** START RECORD LIST **
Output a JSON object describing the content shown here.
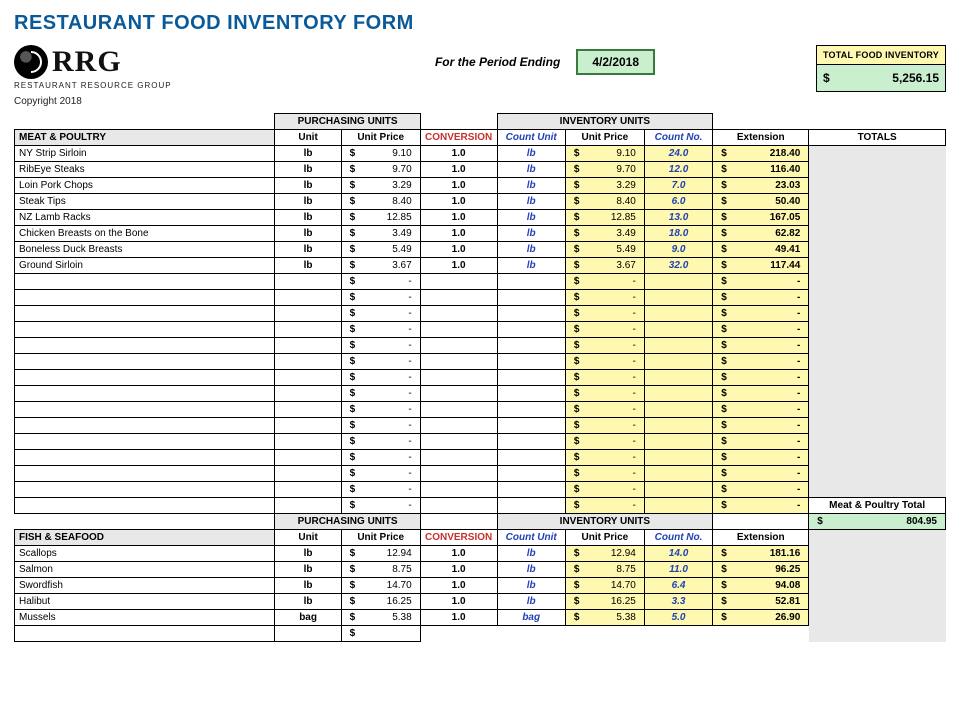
{
  "title": "RESTAURANT FOOD INVENTORY FORM",
  "logo": {
    "text": "RRG",
    "sub": "RESTAURANT RESOURCE GROUP"
  },
  "copyright": "Copyright 2018",
  "period": {
    "label": "For the Period Ending",
    "value": "4/2/2018"
  },
  "grand_total": {
    "label": "TOTAL FOOD INVENTORY",
    "currency": "$",
    "amount": "5,256.15"
  },
  "group_headers": {
    "purchasing": "PURCHASING UNITS",
    "inventory": "INVENTORY UNITS"
  },
  "col_headers": {
    "unit": "Unit",
    "unit_price": "Unit Price",
    "conversion": "CONVERSION",
    "count_unit": "Count Unit",
    "inv_unit_price": "Unit Price",
    "count_no": "Count No.",
    "extension": "Extension",
    "totals": "TOTALS"
  },
  "sections": [
    {
      "title": "MEAT & POULTRY",
      "subtotal_label": "Meat & Poultry Total",
      "subtotal_amount": "804.95",
      "blank_rows": 15,
      "rows": [
        {
          "name": "NY Strip Sirloin",
          "unit": "lb",
          "up": "9.10",
          "conv": "1.0",
          "cu": "lb",
          "iup": "9.10",
          "cn": "24.0",
          "ext": "218.40"
        },
        {
          "name": "RibEye Steaks",
          "unit": "lb",
          "up": "9.70",
          "conv": "1.0",
          "cu": "lb",
          "iup": "9.70",
          "cn": "12.0",
          "ext": "116.40"
        },
        {
          "name": "Loin Pork Chops",
          "unit": "lb",
          "up": "3.29",
          "conv": "1.0",
          "cu": "lb",
          "iup": "3.29",
          "cn": "7.0",
          "ext": "23.03"
        },
        {
          "name": "Steak Tips",
          "unit": "lb",
          "up": "8.40",
          "conv": "1.0",
          "cu": "lb",
          "iup": "8.40",
          "cn": "6.0",
          "ext": "50.40"
        },
        {
          "name": "NZ Lamb Racks",
          "unit": "lb",
          "up": "12.85",
          "conv": "1.0",
          "cu": "lb",
          "iup": "12.85",
          "cn": "13.0",
          "ext": "167.05"
        },
        {
          "name": "Chicken Breasts on the Bone",
          "unit": "lb",
          "up": "3.49",
          "conv": "1.0",
          "cu": "lb",
          "iup": "3.49",
          "cn": "18.0",
          "ext": "62.82"
        },
        {
          "name": "Boneless Duck Breasts",
          "unit": "lb",
          "up": "5.49",
          "conv": "1.0",
          "cu": "lb",
          "iup": "5.49",
          "cn": "9.0",
          "ext": "49.41"
        },
        {
          "name": "Ground Sirloin",
          "unit": "lb",
          "up": "3.67",
          "conv": "1.0",
          "cu": "lb",
          "iup": "3.67",
          "cn": "32.0",
          "ext": "117.44"
        }
      ]
    },
    {
      "title": "FISH & SEAFOOD",
      "rows": [
        {
          "name": "Scallops",
          "unit": "lb",
          "up": "12.94",
          "conv": "1.0",
          "cu": "lb",
          "iup": "12.94",
          "cn": "14.0",
          "ext": "181.16"
        },
        {
          "name": "Salmon",
          "unit": "lb",
          "up": "8.75",
          "conv": "1.0",
          "cu": "lb",
          "iup": "8.75",
          "cn": "11.0",
          "ext": "96.25"
        },
        {
          "name": "Swordfish",
          "unit": "lb",
          "up": "14.70",
          "conv": "1.0",
          "cu": "lb",
          "iup": "14.70",
          "cn": "6.4",
          "ext": "94.08"
        },
        {
          "name": "Halibut",
          "unit": "lb",
          "up": "16.25",
          "conv": "1.0",
          "cu": "lb",
          "iup": "16.25",
          "cn": "3.3",
          "ext": "52.81"
        },
        {
          "name": "Mussels",
          "unit": "bag",
          "up": "5.38",
          "conv": "1.0",
          "cu": "bag",
          "iup": "5.38",
          "cn": "5.0",
          "ext": "26.90"
        }
      ]
    }
  ]
}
** END RECORD LIST **
» **OBJECTIVE**
Output the material word for word, omitting its pictures.

» **TASK SOLUTION**
Output a JSON object describing the content shown here.
{
  "title": "RESTAURANT FOOD INVENTORY FORM",
  "logo": {
    "text": "RRG",
    "sub": "RESTAURANT RESOURCE GROUP"
  },
  "copyright": "Copyright 2018",
  "period": {
    "label": "For the Period Ending",
    "value": "4/2/2018"
  },
  "grand_total": {
    "label": "TOTAL FOOD INVENTORY",
    "currency": "$",
    "amount": "5,256.15"
  },
  "group_headers": {
    "purchasing": "PURCHASING UNITS",
    "inventory": "INVENTORY UNITS"
  },
  "col_headers": {
    "unit": "Unit",
    "unit_price": "Unit Price",
    "conversion": "CONVERSION",
    "count_unit": "Count Unit",
    "inv_unit_price": "Unit Price",
    "count_no": "Count No.",
    "extension": "Extension",
    "totals": "TOTALS"
  },
  "sections": [
    {
      "title": "MEAT & POULTRY",
      "subtotal_label": "Meat & Poultry Total",
      "subtotal_amount": "804.95",
      "blank_rows": 15,
      "rows": [
        {
          "name": "NY Strip Sirloin",
          "unit": "lb",
          "up": "9.10",
          "conv": "1.0",
          "cu": "lb",
          "iup": "9.10",
          "cn": "24.0",
          "ext": "218.40"
        },
        {
          "name": "RibEye Steaks",
          "unit": "lb",
          "up": "9.70",
          "conv": "1.0",
          "cu": "lb",
          "iup": "9.70",
          "cn": "12.0",
          "ext": "116.40"
        },
        {
          "name": "Loin Pork Chops",
          "unit": "lb",
          "up": "3.29",
          "conv": "1.0",
          "cu": "lb",
          "iup": "3.29",
          "cn": "7.0",
          "ext": "23.03"
        },
        {
          "name": "Steak Tips",
          "unit": "lb",
          "up": "8.40",
          "conv": "1.0",
          "cu": "lb",
          "iup": "8.40",
          "cn": "6.0",
          "ext": "50.40"
        },
        {
          "name": "NZ Lamb Racks",
          "unit": "lb",
          "up": "12.85",
          "conv": "1.0",
          "cu": "lb",
          "iup": "12.85",
          "cn": "13.0",
          "ext": "167.05"
        },
        {
          "name": "Chicken Breasts on the Bone",
          "unit": "lb",
          "up": "3.49",
          "conv": "1.0",
          "cu": "lb",
          "iup": "3.49",
          "cn": "18.0",
          "ext": "62.82"
        },
        {
          "name": "Boneless Duck Breasts",
          "unit": "lb",
          "up": "5.49",
          "conv": "1.0",
          "cu": "lb",
          "iup": "5.49",
          "cn": "9.0",
          "ext": "49.41"
        },
        {
          "name": "Ground Sirloin",
          "unit": "lb",
          "up": "3.67",
          "conv": "1.0",
          "cu": "lb",
          "iup": "3.67",
          "cn": "32.0",
          "ext": "117.44"
        }
      ]
    },
    {
      "title": "FISH & SEAFOOD",
      "rows": [
        {
          "name": "Scallops",
          "unit": "lb",
          "up": "12.94",
          "conv": "1.0",
          "cu": "lb",
          "iup": "12.94",
          "cn": "14.0",
          "ext": "181.16"
        },
        {
          "name": "Salmon",
          "unit": "lb",
          "up": "8.75",
          "conv": "1.0",
          "cu": "lb",
          "iup": "8.75",
          "cn": "11.0",
          "ext": "96.25"
        },
        {
          "name": "Swordfish",
          "unit": "lb",
          "up": "14.70",
          "conv": "1.0",
          "cu": "lb",
          "iup": "14.70",
          "cn": "6.4",
          "ext": "94.08"
        },
        {
          "name": "Halibut",
          "unit": "lb",
          "up": "16.25",
          "conv": "1.0",
          "cu": "lb",
          "iup": "16.25",
          "cn": "3.3",
          "ext": "52.81"
        },
        {
          "name": "Mussels",
          "unit": "bag",
          "up": "5.38",
          "conv": "1.0",
          "cu": "bag",
          "iup": "5.38",
          "cn": "5.0",
          "ext": "26.90"
        }
      ]
    }
  ]
}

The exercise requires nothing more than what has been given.